- WHAT IS ASKED
The data must be written out once more, precisely as given.
— start RECORDED INFORMATION —
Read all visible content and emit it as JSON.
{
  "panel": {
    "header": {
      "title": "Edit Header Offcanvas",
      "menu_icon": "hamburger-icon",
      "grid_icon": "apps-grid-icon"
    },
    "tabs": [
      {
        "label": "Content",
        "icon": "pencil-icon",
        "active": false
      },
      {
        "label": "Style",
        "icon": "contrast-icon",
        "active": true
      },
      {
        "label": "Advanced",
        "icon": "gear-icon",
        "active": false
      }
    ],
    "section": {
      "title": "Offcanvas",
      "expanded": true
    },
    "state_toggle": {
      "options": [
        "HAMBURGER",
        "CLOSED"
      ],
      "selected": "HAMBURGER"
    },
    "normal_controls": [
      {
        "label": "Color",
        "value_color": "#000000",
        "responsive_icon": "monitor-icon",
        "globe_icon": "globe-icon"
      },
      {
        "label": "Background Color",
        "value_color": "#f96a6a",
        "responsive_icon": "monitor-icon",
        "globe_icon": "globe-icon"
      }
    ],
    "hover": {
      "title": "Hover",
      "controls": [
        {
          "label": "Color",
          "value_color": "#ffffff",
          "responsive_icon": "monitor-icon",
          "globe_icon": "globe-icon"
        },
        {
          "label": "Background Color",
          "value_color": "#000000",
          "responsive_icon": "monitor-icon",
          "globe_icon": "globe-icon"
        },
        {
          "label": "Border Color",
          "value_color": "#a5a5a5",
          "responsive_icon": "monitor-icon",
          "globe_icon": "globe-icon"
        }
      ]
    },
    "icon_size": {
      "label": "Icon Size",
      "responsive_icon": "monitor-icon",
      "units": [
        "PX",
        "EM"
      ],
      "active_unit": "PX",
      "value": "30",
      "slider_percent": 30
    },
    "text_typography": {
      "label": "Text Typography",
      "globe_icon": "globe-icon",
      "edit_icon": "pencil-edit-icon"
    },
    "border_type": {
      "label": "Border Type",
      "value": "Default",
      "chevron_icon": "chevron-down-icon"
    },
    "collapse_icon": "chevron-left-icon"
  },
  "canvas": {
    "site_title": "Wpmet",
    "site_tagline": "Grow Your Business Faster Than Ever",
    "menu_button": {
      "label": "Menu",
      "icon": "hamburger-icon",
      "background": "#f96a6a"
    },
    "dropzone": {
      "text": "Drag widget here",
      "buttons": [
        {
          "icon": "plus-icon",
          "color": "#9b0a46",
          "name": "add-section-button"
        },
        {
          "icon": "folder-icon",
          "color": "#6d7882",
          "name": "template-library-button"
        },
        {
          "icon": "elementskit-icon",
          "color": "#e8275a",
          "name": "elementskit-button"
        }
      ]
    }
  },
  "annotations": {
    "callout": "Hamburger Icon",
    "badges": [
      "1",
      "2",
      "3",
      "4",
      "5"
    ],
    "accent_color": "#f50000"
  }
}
— end RECORDED INFORMATION —
- THE RESPONSE
Read all visible content and emit it as JSON.
{
  "panel": {
    "header": {
      "title": "Edit Header Offcanvas",
      "menu_icon": "hamburger-icon",
      "grid_icon": "apps-grid-icon"
    },
    "tabs": [
      {
        "label": "Content",
        "icon": "pencil-icon",
        "active": false
      },
      {
        "label": "Style",
        "icon": "contrast-icon",
        "active": true
      },
      {
        "label": "Advanced",
        "icon": "gear-icon",
        "active": false
      }
    ],
    "section": {
      "title": "Offcanvas",
      "expanded": true
    },
    "state_toggle": {
      "options": [
        "HAMBURGER",
        "CLOSED"
      ],
      "selected": "HAMBURGER"
    },
    "normal_controls": [
      {
        "label": "Color",
        "value_color": "#000000",
        "responsive_icon": "monitor-icon",
        "globe_icon": "globe-icon"
      },
      {
        "label": "Background Color",
        "value_color": "#f96a6a",
        "responsive_icon": "monitor-icon",
        "globe_icon": "globe-icon"
      }
    ],
    "hover": {
      "title": "Hover",
      "controls": [
        {
          "label": "Color",
          "value_color": "#ffffff",
          "responsive_icon": "monitor-icon",
          "globe_icon": "globe-icon"
        },
        {
          "label": "Background Color",
          "value_color": "#000000",
          "responsive_icon": "monitor-icon",
          "globe_icon": "globe-icon"
        },
        {
          "label": "Border Color",
          "value_color": "#a5a5a5",
          "responsive_icon": "monitor-icon",
          "globe_icon": "globe-icon"
        }
      ]
    },
    "icon_size": {
      "label": "Icon Size",
      "responsive_icon": "monitor-icon",
      "units": [
        "PX",
        "EM"
      ],
      "active_unit": "PX",
      "value": "30",
      "slider_percent": 30
    },
    "text_typography": {
      "label": "Text Typography",
      "globe_icon": "globe-icon",
      "edit_icon": "pencil-edit-icon"
    },
    "border_type": {
      "label": "Border Type",
      "value": "Default",
      "chevron_icon": "chevron-down-icon"
    },
    "collapse_icon": "chevron-left-icon"
  },
  "canvas": {
    "site_title": "Wpmet",
    "site_tagline": "Grow Your Business Faster Than Ever",
    "menu_button": {
      "label": "Menu",
      "icon": "hamburger-icon",
      "background": "#f96a6a"
    },
    "dropzone": {
      "text": "Drag widget here",
      "buttons": [
        {
          "icon": "plus-icon",
          "color": "#9b0a46",
          "name": "add-section-button"
        },
        {
          "icon": "folder-icon",
          "color": "#6d7882",
          "name": "template-library-button"
        },
        {
          "icon": "elementskit-icon",
          "color": "#e8275a",
          "name": "elementskit-button"
        }
      ]
    }
  },
  "annotations": {
    "callout": "Hamburger Icon",
    "badges": [
      "1",
      "2",
      "3",
      "4",
      "5"
    ],
    "accent_color": "#f50000"
  }
}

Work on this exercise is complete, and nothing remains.